MATERIAL PROVIDED:
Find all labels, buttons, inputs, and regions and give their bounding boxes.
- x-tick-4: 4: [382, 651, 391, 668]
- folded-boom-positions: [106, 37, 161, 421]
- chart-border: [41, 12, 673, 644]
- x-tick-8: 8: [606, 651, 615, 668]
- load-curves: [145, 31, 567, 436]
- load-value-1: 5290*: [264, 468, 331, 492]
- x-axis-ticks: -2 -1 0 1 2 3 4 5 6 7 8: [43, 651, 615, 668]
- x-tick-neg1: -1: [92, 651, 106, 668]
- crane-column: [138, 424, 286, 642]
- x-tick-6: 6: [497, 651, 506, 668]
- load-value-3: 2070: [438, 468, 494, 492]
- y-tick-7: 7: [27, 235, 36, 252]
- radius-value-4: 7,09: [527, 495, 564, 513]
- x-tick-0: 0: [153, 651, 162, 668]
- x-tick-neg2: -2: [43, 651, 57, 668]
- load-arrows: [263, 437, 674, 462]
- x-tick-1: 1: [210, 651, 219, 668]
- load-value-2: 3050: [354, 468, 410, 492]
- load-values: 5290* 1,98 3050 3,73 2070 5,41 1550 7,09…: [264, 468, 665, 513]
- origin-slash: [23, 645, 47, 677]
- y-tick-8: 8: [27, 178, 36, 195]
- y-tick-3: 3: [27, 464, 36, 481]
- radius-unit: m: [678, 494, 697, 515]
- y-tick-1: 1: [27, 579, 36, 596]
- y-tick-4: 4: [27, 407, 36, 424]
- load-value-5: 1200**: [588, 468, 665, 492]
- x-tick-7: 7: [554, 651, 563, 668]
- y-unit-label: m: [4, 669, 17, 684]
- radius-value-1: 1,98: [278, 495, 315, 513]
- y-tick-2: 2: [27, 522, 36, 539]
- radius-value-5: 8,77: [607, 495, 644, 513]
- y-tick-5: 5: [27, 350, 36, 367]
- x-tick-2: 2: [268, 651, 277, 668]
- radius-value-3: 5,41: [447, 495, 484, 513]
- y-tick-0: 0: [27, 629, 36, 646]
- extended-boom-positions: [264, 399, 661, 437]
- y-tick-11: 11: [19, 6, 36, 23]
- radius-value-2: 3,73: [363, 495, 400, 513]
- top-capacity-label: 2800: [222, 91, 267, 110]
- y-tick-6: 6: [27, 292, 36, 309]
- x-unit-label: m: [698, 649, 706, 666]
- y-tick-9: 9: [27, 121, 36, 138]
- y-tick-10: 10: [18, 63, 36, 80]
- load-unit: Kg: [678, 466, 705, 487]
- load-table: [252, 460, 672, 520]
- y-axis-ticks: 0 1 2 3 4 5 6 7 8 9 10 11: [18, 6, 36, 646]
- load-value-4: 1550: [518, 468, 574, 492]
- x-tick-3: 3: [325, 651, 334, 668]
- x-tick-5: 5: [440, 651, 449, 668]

DO THIS:
Copy out all of the items above word for word, keeping every line unchanged.

FINISHED TASK:
Find all labels, buttons, inputs, and regions and give their bounding boxes.
- x-tick-4: 4: [382, 651, 391, 668]
- folded-boom-positions: [106, 37, 161, 421]
- chart-border: [41, 12, 673, 644]
- x-tick-8: 8: [606, 651, 615, 668]
- load-curves: [145, 31, 567, 436]
- load-value-1: 5290*: [264, 468, 331, 492]
- x-axis-ticks: -2 -1 0 1 2 3 4 5 6 7 8: [43, 651, 615, 668]
- x-tick-neg1: -1: [92, 651, 106, 668]
- crane-column: [138, 424, 286, 642]
- x-tick-6: 6: [497, 651, 506, 668]
- load-value-3: 2070: [438, 468, 494, 492]
- y-tick-7: 7: [27, 235, 36, 252]
- radius-value-4: 7,09: [527, 495, 564, 513]
- x-tick-0: 0: [153, 651, 162, 668]
- x-tick-neg2: -2: [43, 651, 57, 668]
- load-arrows: [263, 437, 674, 462]
- x-tick-1: 1: [210, 651, 219, 668]
- load-value-2: 3050: [354, 468, 410, 492]
- load-values: 5290* 1,98 3050 3,73 2070 5,41 1550 7,09…: [264, 468, 665, 513]
- origin-slash: [23, 645, 47, 677]
- y-tick-8: 8: [27, 178, 36, 195]
- y-tick-3: 3: [27, 464, 36, 481]
- radius-unit: m: [678, 494, 697, 515]
- y-tick-1: 1: [27, 579, 36, 596]
- y-tick-4: 4: [27, 407, 36, 424]
- load-value-5: 1200**: [588, 468, 665, 492]
- x-tick-7: 7: [554, 651, 563, 668]
- y-unit-label: m: [4, 669, 17, 684]
- radius-value-1: 1,98: [278, 495, 315, 513]
- y-tick-2: 2: [27, 522, 36, 539]
- radius-value-5: 8,77: [607, 495, 644, 513]
- y-tick-5: 5: [27, 350, 36, 367]
- x-tick-2: 2: [268, 651, 277, 668]
- radius-value-3: 5,41: [447, 495, 484, 513]
- y-tick-0: 0: [27, 629, 36, 646]
- extended-boom-positions: [264, 399, 661, 437]
- y-tick-11: 11: [19, 6, 36, 23]
- radius-value-2: 3,73: [363, 495, 400, 513]
- top-capacity-label: 2800: [222, 91, 267, 110]
- y-tick-6: 6: [27, 292, 36, 309]
- x-unit-label: m: [698, 649, 706, 666]
- y-tick-9: 9: [27, 121, 36, 138]
- y-tick-10: 10: [18, 63, 36, 80]
- load-unit: Kg: [678, 466, 705, 487]
- load-table: [252, 460, 672, 520]
- y-axis-ticks: 0 1 2 3 4 5 6 7 8 9 10 11: [18, 6, 36, 646]
- load-value-4: 1550: [518, 468, 574, 492]
- x-tick-3: 3: [325, 651, 334, 668]
- x-tick-5: 5: [440, 651, 449, 668]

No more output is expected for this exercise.